AIM => Reproduce the material in full, unchanged.

------------------------------------

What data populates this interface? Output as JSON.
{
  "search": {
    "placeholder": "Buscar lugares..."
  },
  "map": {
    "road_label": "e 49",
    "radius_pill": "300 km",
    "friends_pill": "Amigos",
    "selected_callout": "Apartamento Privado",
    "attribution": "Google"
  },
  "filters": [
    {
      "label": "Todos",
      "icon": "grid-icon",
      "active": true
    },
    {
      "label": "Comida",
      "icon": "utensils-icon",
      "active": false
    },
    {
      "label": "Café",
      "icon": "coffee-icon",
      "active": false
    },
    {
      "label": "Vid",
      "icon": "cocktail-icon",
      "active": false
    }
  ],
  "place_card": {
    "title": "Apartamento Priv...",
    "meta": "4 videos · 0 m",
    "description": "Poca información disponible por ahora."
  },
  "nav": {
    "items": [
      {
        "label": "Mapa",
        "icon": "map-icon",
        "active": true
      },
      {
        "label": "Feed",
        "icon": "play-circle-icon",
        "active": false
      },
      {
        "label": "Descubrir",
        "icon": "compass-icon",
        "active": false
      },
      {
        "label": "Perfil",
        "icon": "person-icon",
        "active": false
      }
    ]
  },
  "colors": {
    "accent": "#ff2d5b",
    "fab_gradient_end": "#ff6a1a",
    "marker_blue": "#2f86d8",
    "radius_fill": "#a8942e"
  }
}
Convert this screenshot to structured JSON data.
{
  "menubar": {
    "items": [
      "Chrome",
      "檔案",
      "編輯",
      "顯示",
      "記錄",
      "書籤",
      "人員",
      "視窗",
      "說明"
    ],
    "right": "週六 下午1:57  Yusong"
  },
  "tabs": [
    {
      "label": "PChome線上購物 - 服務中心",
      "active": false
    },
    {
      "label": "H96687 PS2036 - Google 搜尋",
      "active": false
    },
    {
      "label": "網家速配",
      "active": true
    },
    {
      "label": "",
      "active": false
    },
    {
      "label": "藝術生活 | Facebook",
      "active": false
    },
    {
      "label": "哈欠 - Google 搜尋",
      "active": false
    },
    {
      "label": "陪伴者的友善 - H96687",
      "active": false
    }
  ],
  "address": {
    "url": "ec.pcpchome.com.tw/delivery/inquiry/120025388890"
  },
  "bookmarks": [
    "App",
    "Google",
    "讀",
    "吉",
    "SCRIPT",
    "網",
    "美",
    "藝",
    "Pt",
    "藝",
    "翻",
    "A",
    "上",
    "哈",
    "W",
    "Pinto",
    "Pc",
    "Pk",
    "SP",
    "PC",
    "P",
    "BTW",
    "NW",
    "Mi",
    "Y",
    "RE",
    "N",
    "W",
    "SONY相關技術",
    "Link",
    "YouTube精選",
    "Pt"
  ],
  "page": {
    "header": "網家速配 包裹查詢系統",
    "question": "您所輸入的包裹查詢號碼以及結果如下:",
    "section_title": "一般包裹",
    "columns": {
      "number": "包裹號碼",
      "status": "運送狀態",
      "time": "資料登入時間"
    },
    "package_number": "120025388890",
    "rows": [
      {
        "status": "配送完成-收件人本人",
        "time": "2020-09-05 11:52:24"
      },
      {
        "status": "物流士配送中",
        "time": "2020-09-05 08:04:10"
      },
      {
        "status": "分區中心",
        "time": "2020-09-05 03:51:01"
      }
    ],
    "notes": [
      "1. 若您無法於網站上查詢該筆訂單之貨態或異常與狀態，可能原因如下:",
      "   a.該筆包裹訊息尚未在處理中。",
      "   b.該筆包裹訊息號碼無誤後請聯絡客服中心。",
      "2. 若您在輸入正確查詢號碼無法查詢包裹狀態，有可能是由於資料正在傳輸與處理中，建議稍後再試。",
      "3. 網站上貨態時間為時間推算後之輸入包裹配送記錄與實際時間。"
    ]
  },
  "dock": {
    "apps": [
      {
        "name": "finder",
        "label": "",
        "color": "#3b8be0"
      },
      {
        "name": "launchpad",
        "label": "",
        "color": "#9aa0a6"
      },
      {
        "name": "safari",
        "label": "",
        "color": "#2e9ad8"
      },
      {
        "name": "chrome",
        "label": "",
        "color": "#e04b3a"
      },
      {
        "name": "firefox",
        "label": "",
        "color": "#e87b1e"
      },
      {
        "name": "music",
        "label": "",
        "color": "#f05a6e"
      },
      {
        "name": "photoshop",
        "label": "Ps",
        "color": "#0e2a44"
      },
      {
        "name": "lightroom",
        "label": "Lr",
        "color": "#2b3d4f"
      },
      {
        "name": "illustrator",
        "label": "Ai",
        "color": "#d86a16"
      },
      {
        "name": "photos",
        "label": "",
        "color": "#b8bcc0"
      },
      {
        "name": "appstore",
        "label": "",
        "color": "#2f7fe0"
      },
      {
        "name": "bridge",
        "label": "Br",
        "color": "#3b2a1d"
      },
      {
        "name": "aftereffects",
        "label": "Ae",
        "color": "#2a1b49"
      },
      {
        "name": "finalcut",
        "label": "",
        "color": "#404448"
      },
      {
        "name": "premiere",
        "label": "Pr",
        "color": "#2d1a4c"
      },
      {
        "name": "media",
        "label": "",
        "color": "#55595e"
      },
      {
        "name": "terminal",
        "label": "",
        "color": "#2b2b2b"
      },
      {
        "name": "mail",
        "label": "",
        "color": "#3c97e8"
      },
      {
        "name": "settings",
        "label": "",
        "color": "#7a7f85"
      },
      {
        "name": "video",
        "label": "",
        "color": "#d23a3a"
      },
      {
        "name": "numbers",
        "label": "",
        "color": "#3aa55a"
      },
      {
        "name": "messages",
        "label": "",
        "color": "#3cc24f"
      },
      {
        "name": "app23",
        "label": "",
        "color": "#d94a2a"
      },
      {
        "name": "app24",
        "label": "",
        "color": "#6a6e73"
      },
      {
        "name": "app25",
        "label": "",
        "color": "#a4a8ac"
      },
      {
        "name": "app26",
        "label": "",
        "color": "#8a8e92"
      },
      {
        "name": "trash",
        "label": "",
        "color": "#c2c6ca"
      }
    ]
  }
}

------------------------------------

THE SOLUTION =>
What data populates this interface? Output as JSON.
{
  "search": {
    "placeholder": "Buscar lugares..."
  },
  "map": {
    "road_label": "e 49",
    "radius_pill": "300 km",
    "friends_pill": "Amigos",
    "selected_callout": "Apartamento Privado",
    "attribution": "Google"
  },
  "filters": [
    {
      "label": "Todos",
      "icon": "grid-icon",
      "active": true
    },
    {
      "label": "Comida",
      "icon": "utensils-icon",
      "active": false
    },
    {
      "label": "Café",
      "icon": "coffee-icon",
      "active": false
    },
    {
      "label": "Vid",
      "icon": "cocktail-icon",
      "active": false
    }
  ],
  "place_card": {
    "title": "Apartamento Priv...",
    "meta": "4 videos · 0 m",
    "description": "Poca información disponible por ahora."
  },
  "nav": {
    "items": [
      {
        "label": "Mapa",
        "icon": "map-icon",
        "active": true
      },
      {
        "label": "Feed",
        "icon": "play-circle-icon",
        "active": false
      },
      {
        "label": "Descubrir",
        "icon": "compass-icon",
        "active": false
      },
      {
        "label": "Perfil",
        "icon": "person-icon",
        "active": false
      }
    ]
  },
  "colors": {
    "accent": "#ff2d5b",
    "fab_gradient_end": "#ff6a1a",
    "marker_blue": "#2f86d8",
    "radius_fill": "#a8942e"
  }
}
Convert this screenshot to structured JSON data.
{
  "menubar": {
    "items": [
      "Chrome",
      "檔案",
      "編輯",
      "顯示",
      "記錄",
      "書籤",
      "人員",
      "視窗",
      "說明"
    ],
    "right": "週六 下午1:57  Yusong"
  },
  "tabs": [
    {
      "label": "PChome線上購物 - 服務中心",
      "active": false
    },
    {
      "label": "H96687 PS2036 - Google 搜尋",
      "active": false
    },
    {
      "label": "網家速配",
      "active": true
    },
    {
      "label": "",
      "active": false
    },
    {
      "label": "藝術生活 | Facebook",
      "active": false
    },
    {
      "label": "哈欠 - Google 搜尋",
      "active": false
    },
    {
      "label": "陪伴者的友善 - H96687",
      "active": false
    }
  ],
  "address": {
    "url": "ec.pcpchome.com.tw/delivery/inquiry/120025388890"
  },
  "bookmarks": [
    "App",
    "Google",
    "讀",
    "吉",
    "SCRIPT",
    "網",
    "美",
    "藝",
    "Pt",
    "藝",
    "翻",
    "A",
    "上",
    "哈",
    "W",
    "Pinto",
    "Pc",
    "Pk",
    "SP",
    "PC",
    "P",
    "BTW",
    "NW",
    "Mi",
    "Y",
    "RE",
    "N",
    "W",
    "SONY相關技術",
    "Link",
    "YouTube精選",
    "Pt"
  ],
  "page": {
    "header": "網家速配 包裹查詢系統",
    "question": "您所輸入的包裹查詢號碼以及結果如下:",
    "section_title": "一般包裹",
    "columns": {
      "number": "包裹號碼",
      "status": "運送狀態",
      "time": "資料登入時間"
    },
    "package_number": "120025388890",
    "rows": [
      {
        "status": "配送完成-收件人本人",
        "time": "2020-09-05 11:52:24"
      },
      {
        "status": "物流士配送中",
        "time": "2020-09-05 08:04:10"
      },
      {
        "status": "分區中心",
        "time": "2020-09-05 03:51:01"
      }
    ],
    "notes": [
      "1. 若您無法於網站上查詢該筆訂單之貨態或異常與狀態，可能原因如下:",
      "   a.該筆包裹訊息尚未在處理中。",
      "   b.該筆包裹訊息號碼無誤後請聯絡客服中心。",
      "2. 若您在輸入正確查詢號碼無法查詢包裹狀態，有可能是由於資料正在傳輸與處理中，建議稍後再試。",
      "3. 網站上貨態時間為時間推算後之輸入包裹配送記錄與實際時間。"
    ]
  },
  "dock": {
    "apps": [
      {
        "name": "finder",
        "label": "",
        "color": "#3b8be0"
      },
      {
        "name": "launchpad",
        "label": "",
        "color": "#9aa0a6"
      },
      {
        "name": "safari",
        "label": "",
        "color": "#2e9ad8"
      },
      {
        "name": "chrome",
        "label": "",
        "color": "#e04b3a"
      },
      {
        "name": "firefox",
        "label": "",
        "color": "#e87b1e"
      },
      {
        "name": "music",
        "label": "",
        "color": "#f05a6e"
      },
      {
        "name": "photoshop",
        "label": "Ps",
        "color": "#0e2a44"
      },
      {
        "name": "lightroom",
        "label": "Lr",
        "color": "#2b3d4f"
      },
      {
        "name": "illustrator",
        "label": "Ai",
        "color": "#d86a16"
      },
      {
        "name": "photos",
        "label": "",
        "color": "#b8bcc0"
      },
      {
        "name": "appstore",
        "label": "",
        "color": "#2f7fe0"
      },
      {
        "name": "bridge",
        "label": "Br",
        "color": "#3b2a1d"
      },
      {
        "name": "aftereffects",
        "label": "Ae",
        "color": "#2a1b49"
      },
      {
        "name": "finalcut",
        "label": "",
        "color": "#404448"
      },
      {
        "name": "premiere",
        "label": "Pr",
        "color": "#2d1a4c"
      },
      {
        "name": "media",
        "label": "",
        "color": "#55595e"
      },
      {
        "name": "terminal",
        "label": "",
        "color": "#2b2b2b"
      },
      {
        "name": "mail",
        "label": "",
        "color": "#3c97e8"
      },
      {
        "name": "settings",
        "label": "",
        "color": "#7a7f85"
      },
      {
        "name": "video",
        "label": "",
        "color": "#d23a3a"
      },
      {
        "name": "numbers",
        "label": "",
        "color": "#3aa55a"
      },
      {
        "name": "messages",
        "label": "",
        "color": "#3cc24f"
      },
      {
        "name": "app23",
        "label": "",
        "color": "#d94a2a"
      },
      {
        "name": "app24",
        "label": "",
        "color": "#6a6e73"
      },
      {
        "name": "app25",
        "label": "",
        "color": "#a4a8ac"
      },
      {
        "name": "app26",
        "label": "",
        "color": "#8a8e92"
      },
      {
        "name": "trash",
        "label": "",
        "color": "#c2c6ca"
      }
    ]
  }
}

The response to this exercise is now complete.